DATA FOR THIS TASK
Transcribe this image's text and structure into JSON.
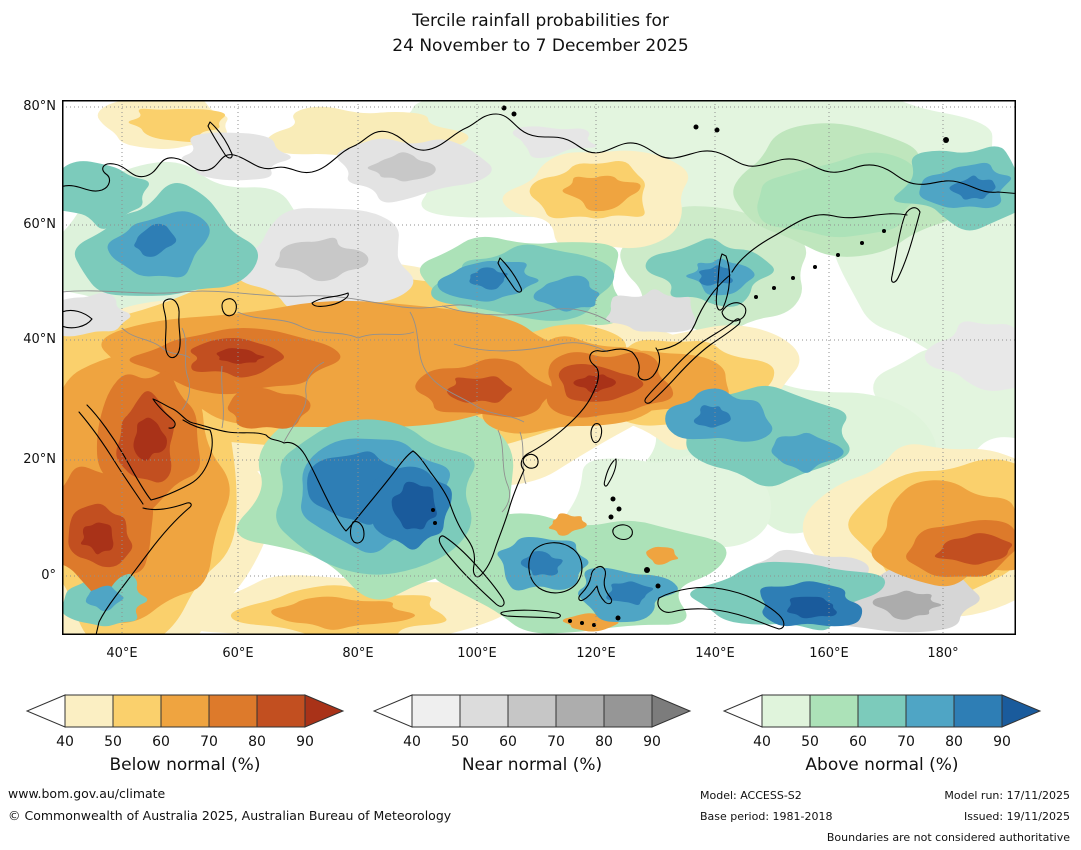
{
  "title": {
    "line1": "Tercile rainfall probabilities for",
    "line2": "24 November to 7 December 2025"
  },
  "map": {
    "lat_ticks": [
      "80°N",
      "60°N",
      "40°N",
      "20°N",
      "0°"
    ],
    "lon_ticks": [
      "40°E",
      "60°E",
      "80°E",
      "100°E",
      "120°E",
      "140°E",
      "160°E",
      "180°"
    ]
  },
  "legends": [
    {
      "id": "below-normal",
      "title": "Below normal (%)",
      "ticks": [
        "40",
        "50",
        "60",
        "70",
        "80",
        "90"
      ],
      "start_color": "#FFFFFF",
      "colors": [
        "#FBEFC3",
        "#FAD06C",
        "#EFA440",
        "#DD7A2B",
        "#C24F20"
      ],
      "arrow_color": "#A93218"
    },
    {
      "id": "near-normal",
      "title": "Near normal (%)",
      "ticks": [
        "40",
        "50",
        "60",
        "70",
        "80",
        "90"
      ],
      "start_color": "#FFFFFF",
      "colors": [
        "#EFEFEF",
        "#DCDCDC",
        "#C6C6C6",
        "#ADADAD",
        "#969696"
      ],
      "arrow_color": "#7C7C7C"
    },
    {
      "id": "above-normal",
      "title": "Above normal (%)",
      "ticks": [
        "40",
        "50",
        "60",
        "70",
        "80",
        "90"
      ],
      "start_color": "#FFFFFF",
      "colors": [
        "#E0F4DC",
        "#ACE2B8",
        "#7CCBBB",
        "#4FA5C5",
        "#2E7EB5"
      ],
      "arrow_color": "#1A5B9C"
    }
  ],
  "footer": {
    "website": "www.bom.gov.au/climate",
    "copyright": "© Commonwealth of Australia 2025, Australian Bureau of Meteorology",
    "model": "Model: ACCESS-S2",
    "model_run": "Model run: 17/11/2025",
    "base_period": "Base period: 1981-2018",
    "issued": "Issued: 19/11/2025",
    "disclaimer": "Boundaries are not considered authoritative"
  },
  "chart_data": {
    "type": "heatmap",
    "title": "Tercile rainfall probabilities for 24 November to 7 December 2025",
    "x_tick_labels": [
      "40°E",
      "60°E",
      "80°E",
      "100°E",
      "120°E",
      "140°E",
      "160°E",
      "180°"
    ],
    "y_tick_labels": [
      "80°N",
      "60°N",
      "40°N",
      "20°N",
      "0°"
    ],
    "categories": [
      "Below normal (%)",
      "Near normal (%)",
      "Above normal (%)"
    ],
    "probability_scale": [
      40,
      50,
      60,
      70,
      80,
      90
    ],
    "legend_position": "bottom",
    "grid": "dotted"
  }
}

DESCRIPTION OF THE TASK
From the listing above, pick out every line containing "normal".

THE OUTPUT
      "id": "below-normal",
      "title": "Below normal (%)",
      "id": "near-normal",
      "title": "Near normal (%)",
      "id": "above-normal",
      "title": "Above normal (%)",
      "Below normal (%)",
      "Near normal (%)",
      "Above normal (%)"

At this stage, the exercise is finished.